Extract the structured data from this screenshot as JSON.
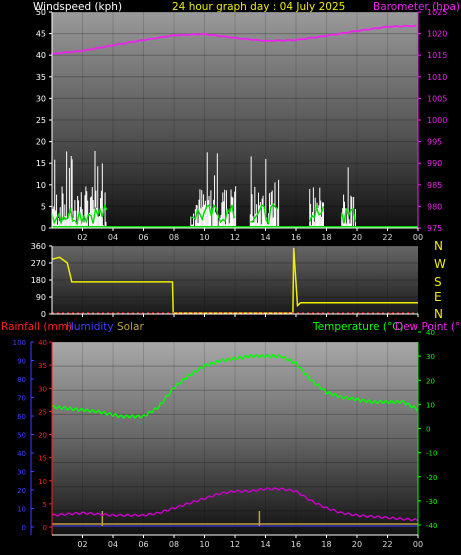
{
  "header": {
    "wind_title": "Windspeed (kph)",
    "period_title": "24 hour graph day : 04 July 2025",
    "baro_title": "Barometer (hpa)"
  },
  "compass": [
    "N",
    "W",
    "S",
    "E",
    "N"
  ],
  "bottom_legend": {
    "rain": "Rainfall (mm)",
    "humidity": "Humidity",
    "solar": "Solar",
    "temperature": "Temperature (°C)",
    "dewpoint": "Dew Point (°C)"
  },
  "colors": {
    "wind": "#ffffff",
    "gust_avg": "#00dd00",
    "barometer": "#ee22ee",
    "direction": "#eeee00",
    "rain": "#ff2020",
    "humidity": "#4040ff",
    "solar": "#c0a040",
    "temperature": "#00ff00",
    "dewpoint": "#cc00cc"
  },
  "chart_data": [
    {
      "type": "line",
      "name": "wind-baro",
      "x_ticks": [
        "02",
        "04",
        "06",
        "08",
        "10",
        "12",
        "14",
        "16",
        "18",
        "20",
        "22",
        "00"
      ],
      "left_ticks": [
        "0",
        "5",
        "10",
        "15",
        "20",
        "25",
        "30",
        "35",
        "40",
        "45",
        "50"
      ],
      "right_ticks": [
        "975",
        "980",
        "985",
        "990",
        "995",
        "1000",
        "1005",
        "1010",
        "1015",
        "1020",
        "1025"
      ],
      "ylim_left": [
        0,
        50
      ],
      "ylim_right": [
        975,
        1025
      ],
      "wind_spans": [
        [
          0.0,
          3.6
        ],
        [
          9.1,
          12.1
        ],
        [
          13.0,
          14.9
        ],
        [
          16.9,
          17.8
        ],
        [
          19.0,
          19.9
        ]
      ],
      "barometer": {
        "hours": [
          0,
          2,
          4,
          6,
          8,
          10,
          12,
          14,
          16,
          18,
          20,
          22,
          24
        ],
        "values": [
          1015.3,
          1016.0,
          1017.3,
          1018.5,
          1019.6,
          1019.9,
          1019.0,
          1018.3,
          1018.5,
          1019.5,
          1020.6,
          1021.6,
          1021.8
        ]
      }
    },
    {
      "type": "line",
      "name": "wind-direction",
      "left_ticks": [
        "0",
        "90",
        "180",
        "270",
        "360"
      ],
      "ylim": [
        0,
        360
      ],
      "hours": [
        0,
        0.5,
        1.0,
        1.3,
        7.9,
        7.95,
        9.5,
        15.8,
        15.85,
        16.1,
        16.3,
        24
      ],
      "values": [
        290,
        300,
        270,
        170,
        170,
        5,
        5,
        5,
        350,
        45,
        60,
        60
      ]
    },
    {
      "type": "line",
      "name": "temp-hum-rain",
      "left_ticks": [
        "0",
        "10",
        "20",
        "30",
        "40",
        "50",
        "60",
        "70",
        "80",
        "90",
        "100"
      ],
      "rain_ticks": [
        "0",
        "5",
        "10",
        "15",
        "20",
        "25",
        "30",
        "35",
        "40"
      ],
      "right_ticks": [
        "-40",
        "-30",
        "-20",
        "-10",
        "0",
        "10",
        "20",
        "30",
        "40"
      ],
      "temp_ylim": [
        -40,
        40
      ],
      "temperature": {
        "hours": [
          0,
          1.5,
          3,
          4.5,
          6,
          7,
          8,
          9,
          10,
          11,
          12,
          13,
          14,
          15,
          16,
          17,
          18,
          19,
          20,
          21,
          22,
          23,
          24
        ],
        "values": [
          9,
          8,
          7,
          5,
          5,
          9,
          17,
          22,
          26,
          28,
          29,
          30,
          30,
          30,
          27,
          20,
          15,
          13,
          12,
          11,
          11,
          11,
          8
        ]
      },
      "dewpoint": {
        "hours": [
          0,
          2,
          4,
          6,
          7,
          8,
          9,
          10,
          11,
          12,
          13,
          14,
          15,
          16,
          17,
          18,
          19,
          20,
          22,
          24
        ],
        "values": [
          -36,
          -35,
          -36,
          -36,
          -35,
          -33,
          -31,
          -29,
          -27,
          -26,
          -26,
          -25,
          -25,
          -26,
          -30,
          -33,
          -35,
          -36,
          -37,
          -38
        ]
      },
      "rain_hours": [
        3.3,
        13.6
      ],
      "rain_values": [
        3.0,
        3.0
      ]
    }
  ]
}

• Goal
Which lines include "direction"? Copy each of them out.

• The response
    "direction": "#eeee00",
      "name": "wind-direction",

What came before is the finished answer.